-- INSTRUCTIONS FOR THE TASK --
Collect each line holding the string "they".

▬▬▬

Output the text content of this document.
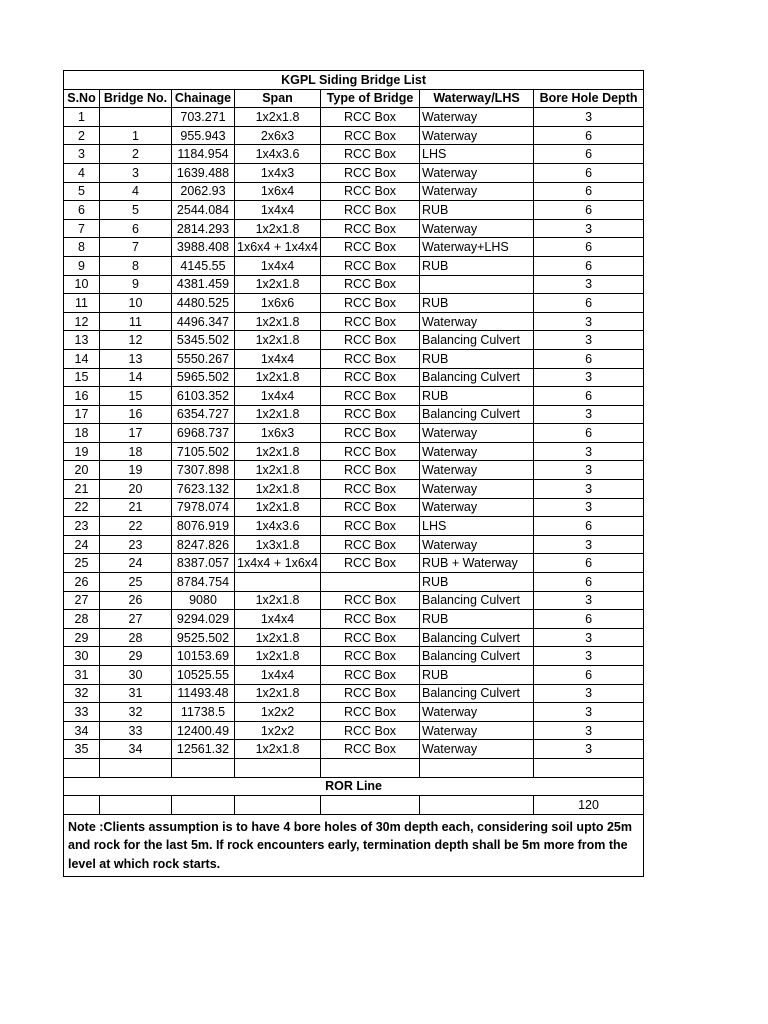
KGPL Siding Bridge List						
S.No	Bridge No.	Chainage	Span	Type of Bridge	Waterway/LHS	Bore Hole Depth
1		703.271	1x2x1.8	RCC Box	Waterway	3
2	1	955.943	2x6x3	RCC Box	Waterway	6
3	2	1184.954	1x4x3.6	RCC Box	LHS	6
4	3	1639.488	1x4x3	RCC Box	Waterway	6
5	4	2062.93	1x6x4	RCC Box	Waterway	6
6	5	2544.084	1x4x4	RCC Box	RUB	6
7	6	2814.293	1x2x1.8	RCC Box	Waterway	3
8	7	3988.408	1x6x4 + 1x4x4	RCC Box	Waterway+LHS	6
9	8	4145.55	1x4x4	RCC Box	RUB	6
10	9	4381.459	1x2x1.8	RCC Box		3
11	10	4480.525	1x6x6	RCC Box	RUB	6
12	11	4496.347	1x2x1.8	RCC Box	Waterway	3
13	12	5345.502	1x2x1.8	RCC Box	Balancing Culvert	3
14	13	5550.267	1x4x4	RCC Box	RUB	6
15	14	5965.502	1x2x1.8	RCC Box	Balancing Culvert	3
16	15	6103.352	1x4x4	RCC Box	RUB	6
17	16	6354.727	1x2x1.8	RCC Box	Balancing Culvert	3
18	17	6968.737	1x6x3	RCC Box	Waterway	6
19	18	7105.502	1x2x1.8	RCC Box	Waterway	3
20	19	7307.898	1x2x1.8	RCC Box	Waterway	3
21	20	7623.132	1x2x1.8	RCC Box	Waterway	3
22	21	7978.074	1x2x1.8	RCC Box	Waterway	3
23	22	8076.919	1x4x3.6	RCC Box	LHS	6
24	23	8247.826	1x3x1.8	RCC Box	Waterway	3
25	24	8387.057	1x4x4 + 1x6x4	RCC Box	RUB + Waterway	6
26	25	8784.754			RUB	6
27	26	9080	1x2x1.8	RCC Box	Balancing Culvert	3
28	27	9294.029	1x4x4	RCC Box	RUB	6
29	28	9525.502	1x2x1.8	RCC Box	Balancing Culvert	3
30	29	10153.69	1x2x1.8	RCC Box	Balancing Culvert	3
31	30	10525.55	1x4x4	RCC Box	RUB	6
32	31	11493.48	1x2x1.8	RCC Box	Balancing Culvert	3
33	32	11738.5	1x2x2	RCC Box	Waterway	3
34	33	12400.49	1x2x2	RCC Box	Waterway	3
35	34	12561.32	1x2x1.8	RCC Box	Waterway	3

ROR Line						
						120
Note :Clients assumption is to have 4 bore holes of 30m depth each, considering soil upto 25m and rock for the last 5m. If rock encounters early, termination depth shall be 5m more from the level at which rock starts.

▬▬▬

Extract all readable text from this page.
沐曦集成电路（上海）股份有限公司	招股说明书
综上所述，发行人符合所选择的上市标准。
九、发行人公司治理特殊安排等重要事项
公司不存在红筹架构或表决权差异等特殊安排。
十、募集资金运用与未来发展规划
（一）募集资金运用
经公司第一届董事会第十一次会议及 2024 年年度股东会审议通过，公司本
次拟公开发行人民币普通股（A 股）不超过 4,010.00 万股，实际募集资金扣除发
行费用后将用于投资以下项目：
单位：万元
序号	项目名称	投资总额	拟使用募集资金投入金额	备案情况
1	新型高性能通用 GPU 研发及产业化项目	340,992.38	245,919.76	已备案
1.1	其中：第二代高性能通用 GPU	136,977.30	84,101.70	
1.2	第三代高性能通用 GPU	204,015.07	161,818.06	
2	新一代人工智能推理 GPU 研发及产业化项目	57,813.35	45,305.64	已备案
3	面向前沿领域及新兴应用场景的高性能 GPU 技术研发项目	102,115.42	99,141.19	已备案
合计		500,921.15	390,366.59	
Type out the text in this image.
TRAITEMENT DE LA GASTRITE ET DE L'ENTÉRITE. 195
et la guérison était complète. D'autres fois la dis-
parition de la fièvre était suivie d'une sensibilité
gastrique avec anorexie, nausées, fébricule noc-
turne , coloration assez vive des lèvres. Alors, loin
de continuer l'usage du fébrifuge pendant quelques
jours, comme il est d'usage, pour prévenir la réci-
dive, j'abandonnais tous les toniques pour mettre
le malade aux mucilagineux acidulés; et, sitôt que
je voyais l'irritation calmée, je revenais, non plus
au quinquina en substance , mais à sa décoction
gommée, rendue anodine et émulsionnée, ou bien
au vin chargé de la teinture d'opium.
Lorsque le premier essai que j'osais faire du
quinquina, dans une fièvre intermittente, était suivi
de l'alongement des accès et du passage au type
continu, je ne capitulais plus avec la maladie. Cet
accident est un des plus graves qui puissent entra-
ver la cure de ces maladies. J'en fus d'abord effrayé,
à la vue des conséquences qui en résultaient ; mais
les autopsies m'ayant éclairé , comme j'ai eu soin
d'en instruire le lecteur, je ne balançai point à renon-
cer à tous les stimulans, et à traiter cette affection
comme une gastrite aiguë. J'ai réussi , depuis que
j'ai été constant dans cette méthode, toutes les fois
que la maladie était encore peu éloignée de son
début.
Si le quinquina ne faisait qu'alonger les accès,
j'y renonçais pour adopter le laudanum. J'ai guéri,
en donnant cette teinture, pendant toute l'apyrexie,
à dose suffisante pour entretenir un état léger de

▬▬▬

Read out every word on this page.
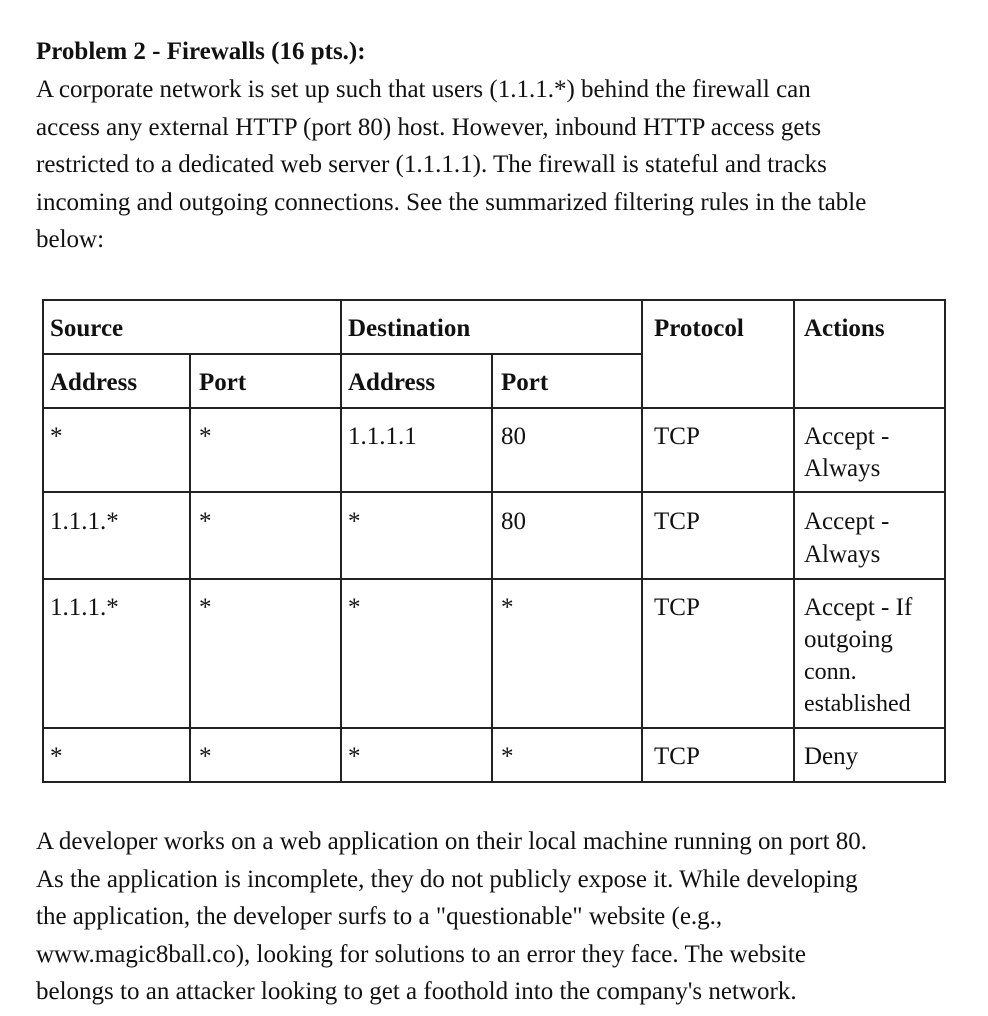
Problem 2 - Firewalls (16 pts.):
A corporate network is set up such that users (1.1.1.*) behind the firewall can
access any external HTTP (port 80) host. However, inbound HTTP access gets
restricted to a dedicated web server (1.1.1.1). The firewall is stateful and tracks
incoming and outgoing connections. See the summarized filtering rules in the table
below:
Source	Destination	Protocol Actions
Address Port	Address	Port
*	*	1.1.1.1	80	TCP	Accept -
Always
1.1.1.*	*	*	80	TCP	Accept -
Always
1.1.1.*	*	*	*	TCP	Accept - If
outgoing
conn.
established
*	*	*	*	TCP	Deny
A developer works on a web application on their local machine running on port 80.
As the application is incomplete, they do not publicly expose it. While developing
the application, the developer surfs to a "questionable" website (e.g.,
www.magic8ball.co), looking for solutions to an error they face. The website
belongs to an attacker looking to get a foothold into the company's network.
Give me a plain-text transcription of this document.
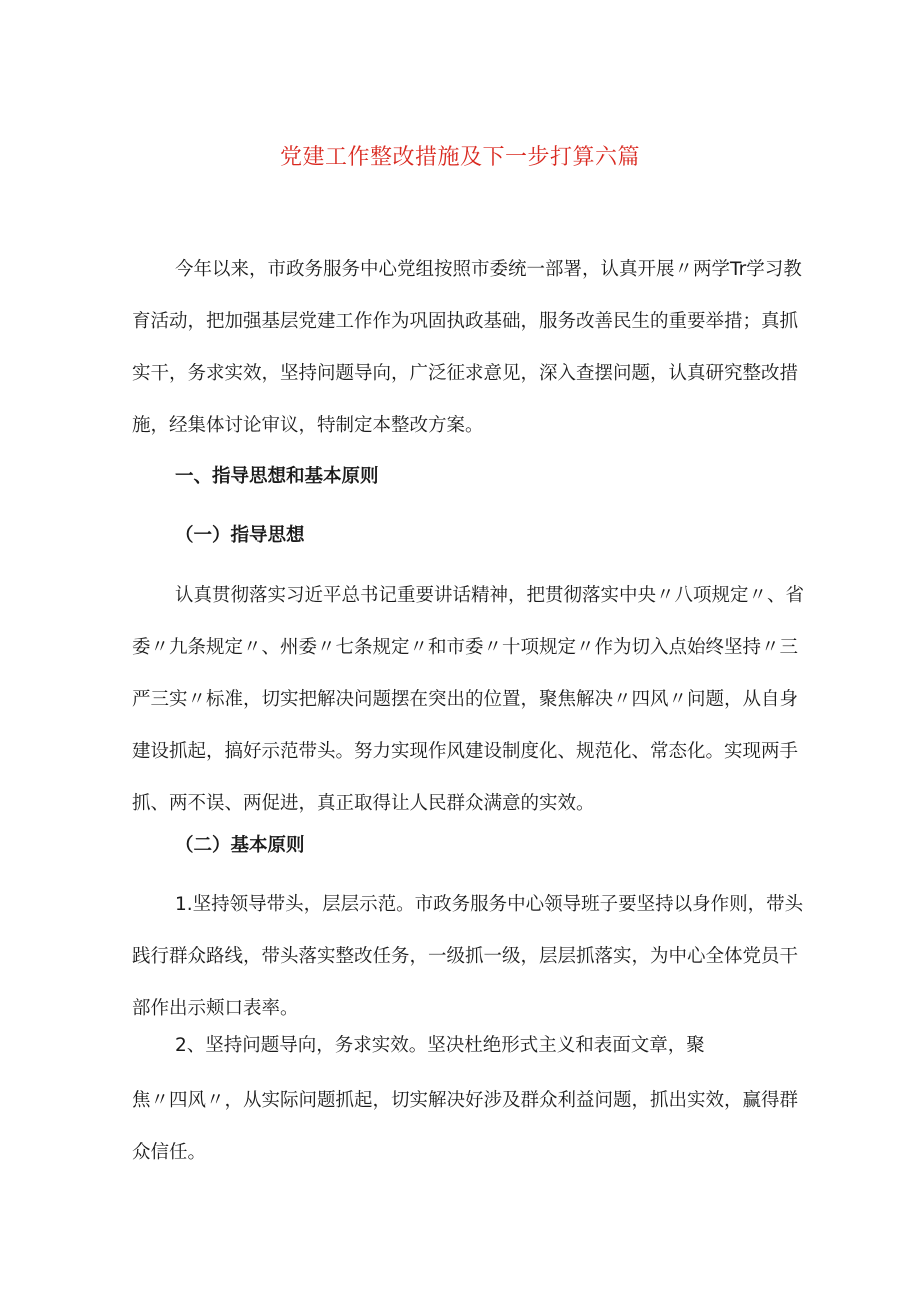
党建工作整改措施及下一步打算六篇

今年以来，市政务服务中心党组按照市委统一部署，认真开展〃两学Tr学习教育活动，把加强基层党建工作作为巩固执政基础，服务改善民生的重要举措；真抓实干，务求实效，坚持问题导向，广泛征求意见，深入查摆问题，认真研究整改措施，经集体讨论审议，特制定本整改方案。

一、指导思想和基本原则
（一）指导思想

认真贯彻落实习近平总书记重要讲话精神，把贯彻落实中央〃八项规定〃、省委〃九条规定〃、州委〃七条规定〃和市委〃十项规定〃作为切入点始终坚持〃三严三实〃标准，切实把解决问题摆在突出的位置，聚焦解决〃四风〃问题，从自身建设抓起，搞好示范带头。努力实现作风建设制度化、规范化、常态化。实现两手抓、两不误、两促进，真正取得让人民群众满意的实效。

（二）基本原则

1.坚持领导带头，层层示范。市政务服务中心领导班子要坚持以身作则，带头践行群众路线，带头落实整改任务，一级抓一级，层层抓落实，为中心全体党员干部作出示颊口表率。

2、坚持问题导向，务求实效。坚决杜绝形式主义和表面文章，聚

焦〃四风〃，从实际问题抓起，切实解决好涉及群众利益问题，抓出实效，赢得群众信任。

▬▬▬

-- FINISHED ANSWER --
As the application is incomplete, they do not publicly expose it. While developing
www.magic8ball.co), looking for solutions to an error they face. The website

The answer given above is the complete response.